### Task requirements
In the listing below, find every line with the string "частію" and pull it out.

### Collection entries
=======

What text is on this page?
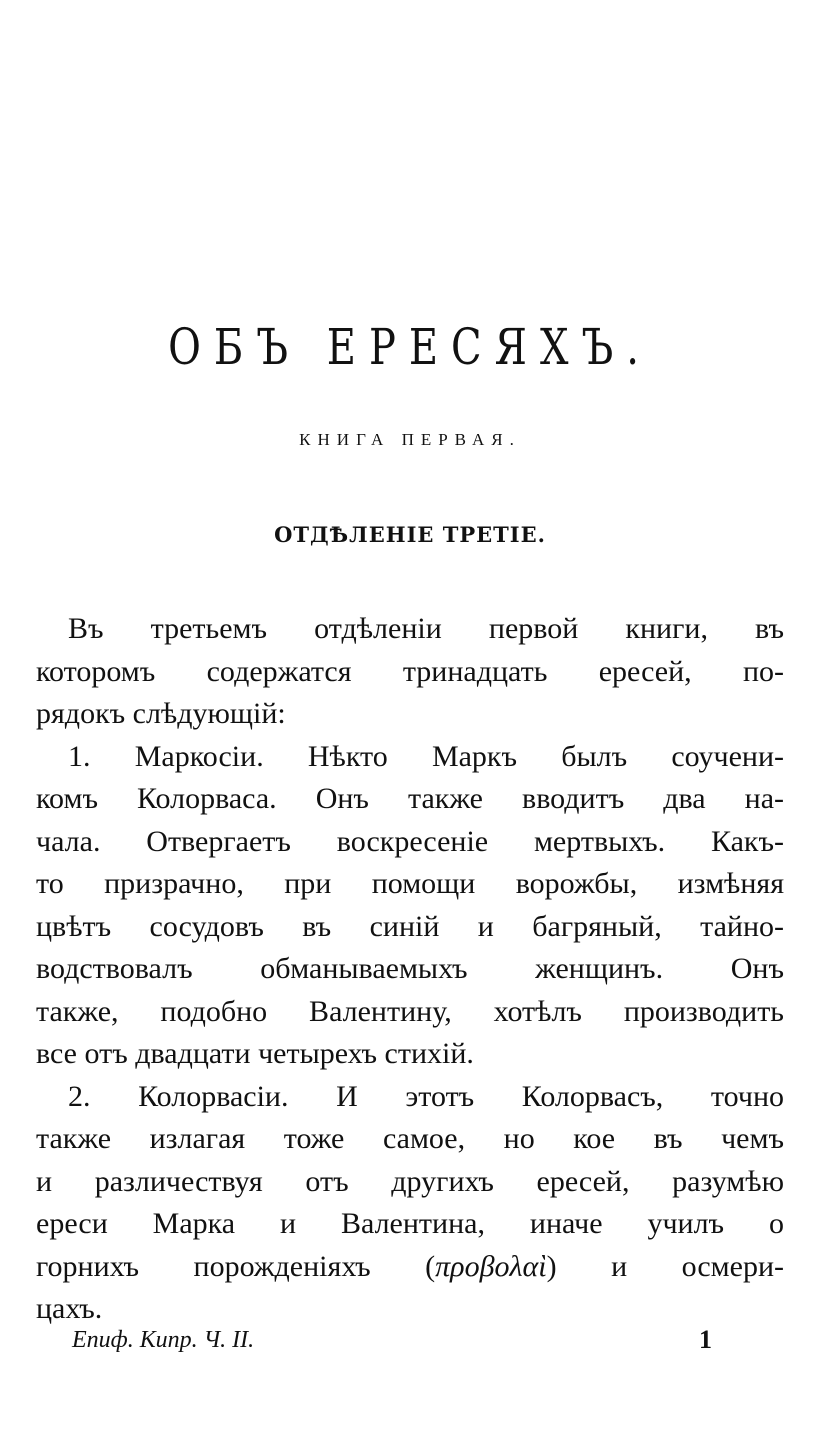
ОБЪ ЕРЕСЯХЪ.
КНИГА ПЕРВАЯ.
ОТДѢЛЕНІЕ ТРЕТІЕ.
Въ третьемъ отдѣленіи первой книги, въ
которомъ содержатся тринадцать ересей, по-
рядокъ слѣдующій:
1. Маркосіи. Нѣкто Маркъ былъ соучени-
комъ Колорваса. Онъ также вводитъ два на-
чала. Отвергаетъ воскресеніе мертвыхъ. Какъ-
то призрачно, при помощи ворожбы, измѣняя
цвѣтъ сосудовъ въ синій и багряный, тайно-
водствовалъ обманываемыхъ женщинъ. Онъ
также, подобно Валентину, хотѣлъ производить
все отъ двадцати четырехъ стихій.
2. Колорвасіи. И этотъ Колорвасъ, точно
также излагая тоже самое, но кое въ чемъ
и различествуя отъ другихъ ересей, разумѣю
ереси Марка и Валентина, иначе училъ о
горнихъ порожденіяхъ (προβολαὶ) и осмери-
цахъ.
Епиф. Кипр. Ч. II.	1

=======

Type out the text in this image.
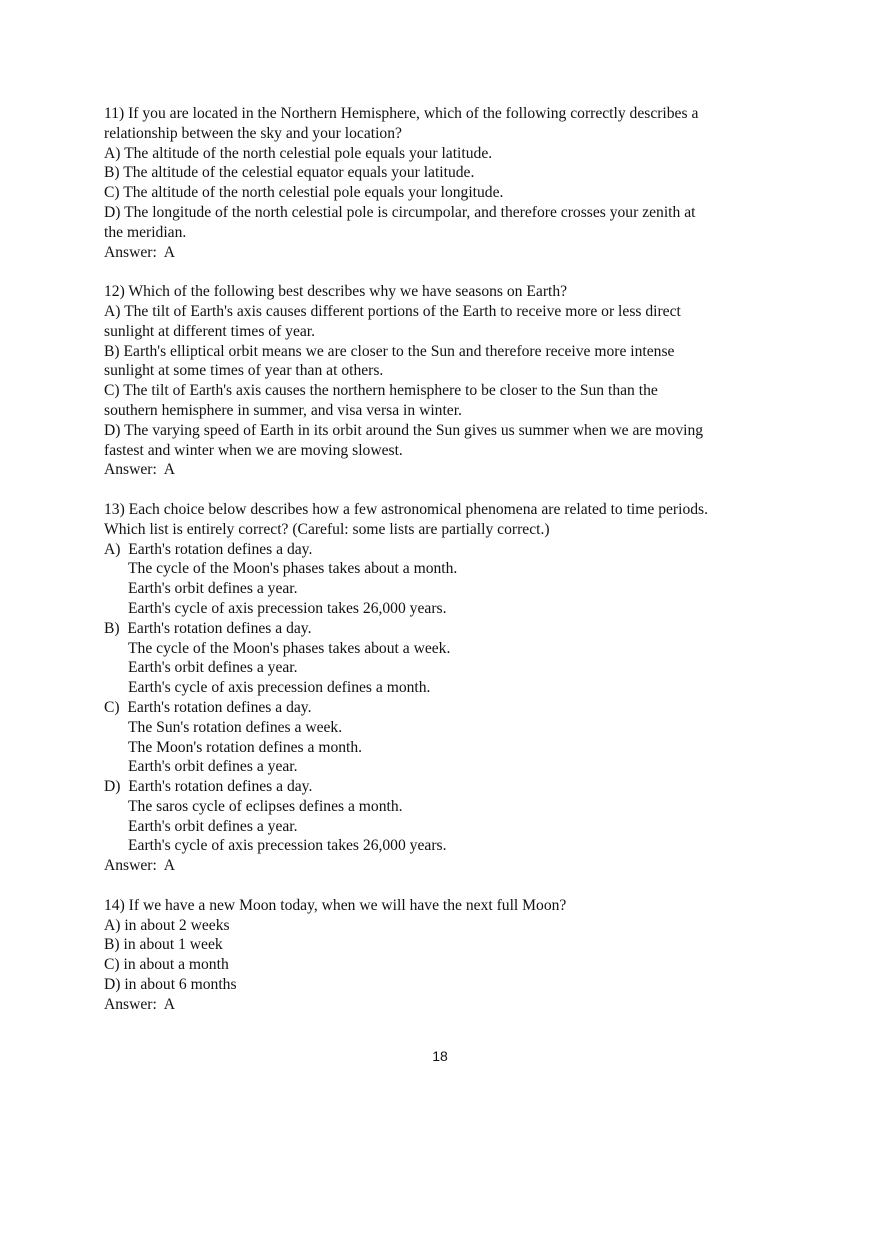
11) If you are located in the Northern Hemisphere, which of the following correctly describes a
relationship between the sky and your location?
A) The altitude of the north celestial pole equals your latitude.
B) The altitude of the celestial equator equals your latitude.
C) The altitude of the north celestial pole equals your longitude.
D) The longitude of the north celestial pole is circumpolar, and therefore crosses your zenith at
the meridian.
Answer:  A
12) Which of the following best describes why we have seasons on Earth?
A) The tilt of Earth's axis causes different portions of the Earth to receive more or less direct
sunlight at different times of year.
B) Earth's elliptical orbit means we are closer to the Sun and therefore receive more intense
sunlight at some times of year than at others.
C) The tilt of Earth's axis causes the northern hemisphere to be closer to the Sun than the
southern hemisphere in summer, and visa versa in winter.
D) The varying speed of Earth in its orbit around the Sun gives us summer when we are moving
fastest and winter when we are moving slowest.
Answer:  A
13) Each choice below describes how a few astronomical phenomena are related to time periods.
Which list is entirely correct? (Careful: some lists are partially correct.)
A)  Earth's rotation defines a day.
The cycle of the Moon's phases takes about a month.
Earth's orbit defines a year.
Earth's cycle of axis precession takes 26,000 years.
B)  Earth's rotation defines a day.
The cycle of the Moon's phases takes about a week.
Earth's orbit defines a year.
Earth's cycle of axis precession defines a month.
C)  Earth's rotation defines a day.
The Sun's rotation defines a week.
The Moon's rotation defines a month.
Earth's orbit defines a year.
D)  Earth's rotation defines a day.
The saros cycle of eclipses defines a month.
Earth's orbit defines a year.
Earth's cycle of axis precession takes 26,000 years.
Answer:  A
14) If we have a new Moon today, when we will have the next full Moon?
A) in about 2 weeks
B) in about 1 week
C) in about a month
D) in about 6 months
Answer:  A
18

=======

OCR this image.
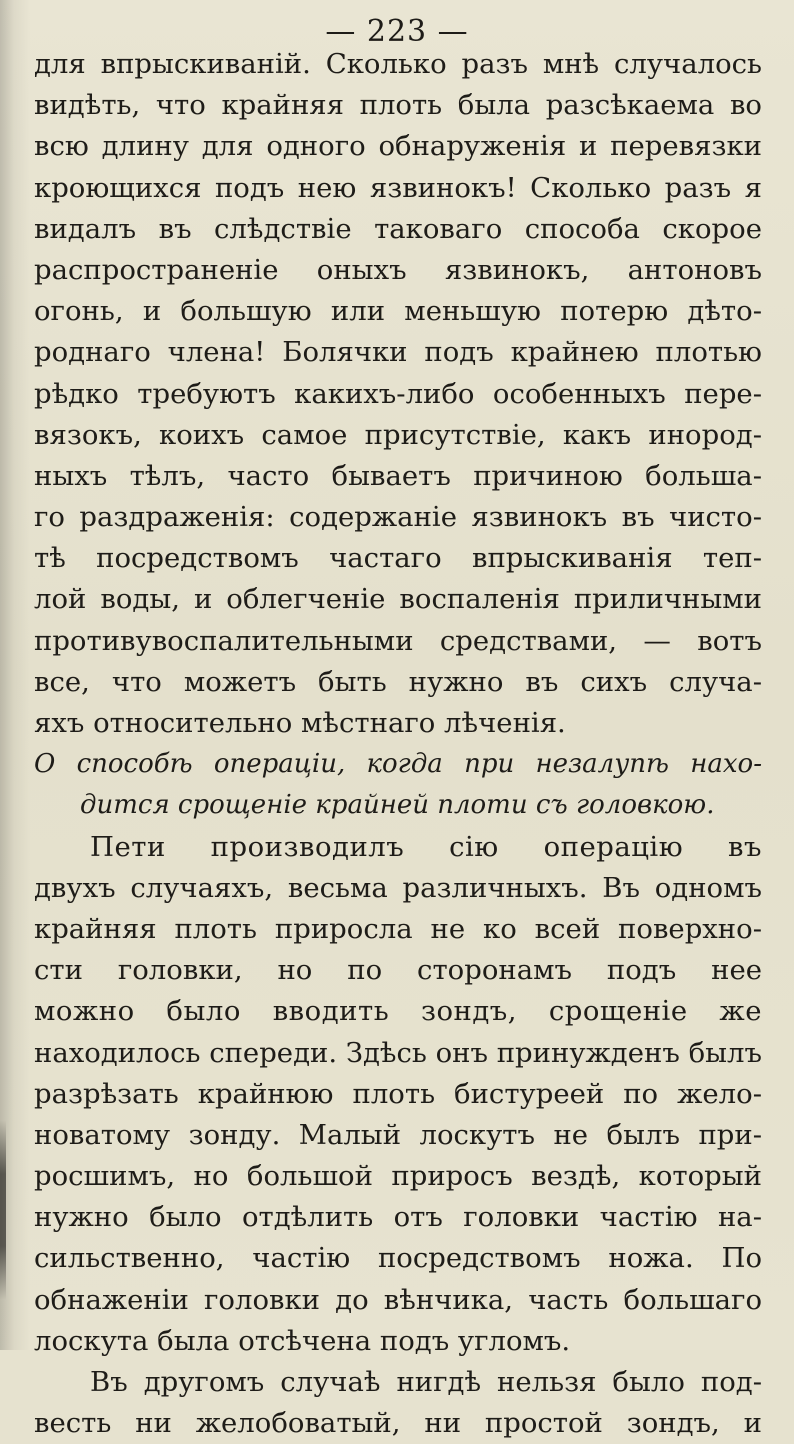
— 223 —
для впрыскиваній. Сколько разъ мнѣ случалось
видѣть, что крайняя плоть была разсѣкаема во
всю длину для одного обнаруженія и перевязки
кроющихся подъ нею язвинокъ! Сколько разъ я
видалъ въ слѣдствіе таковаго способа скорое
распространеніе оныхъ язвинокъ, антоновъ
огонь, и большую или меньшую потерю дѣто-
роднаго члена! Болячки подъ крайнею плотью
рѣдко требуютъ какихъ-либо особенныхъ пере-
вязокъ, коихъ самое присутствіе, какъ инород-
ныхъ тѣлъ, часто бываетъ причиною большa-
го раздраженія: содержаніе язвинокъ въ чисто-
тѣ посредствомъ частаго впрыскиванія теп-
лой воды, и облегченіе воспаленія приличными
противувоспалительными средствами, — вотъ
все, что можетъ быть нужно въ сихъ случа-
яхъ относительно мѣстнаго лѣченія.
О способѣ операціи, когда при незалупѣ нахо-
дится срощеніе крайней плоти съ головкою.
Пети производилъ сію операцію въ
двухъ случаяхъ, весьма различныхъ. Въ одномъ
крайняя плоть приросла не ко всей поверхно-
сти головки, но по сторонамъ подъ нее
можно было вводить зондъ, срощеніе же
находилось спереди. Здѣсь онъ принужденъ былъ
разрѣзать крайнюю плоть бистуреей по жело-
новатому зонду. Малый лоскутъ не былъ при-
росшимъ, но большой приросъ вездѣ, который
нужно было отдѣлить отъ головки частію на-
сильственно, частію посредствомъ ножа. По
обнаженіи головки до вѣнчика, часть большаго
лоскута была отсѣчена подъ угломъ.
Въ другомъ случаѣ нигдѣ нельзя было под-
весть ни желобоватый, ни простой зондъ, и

=======

### Result for this exercise
нужно было отдѣлить отъ головки частію на-
сильственно, частію посредствомъ ножа. По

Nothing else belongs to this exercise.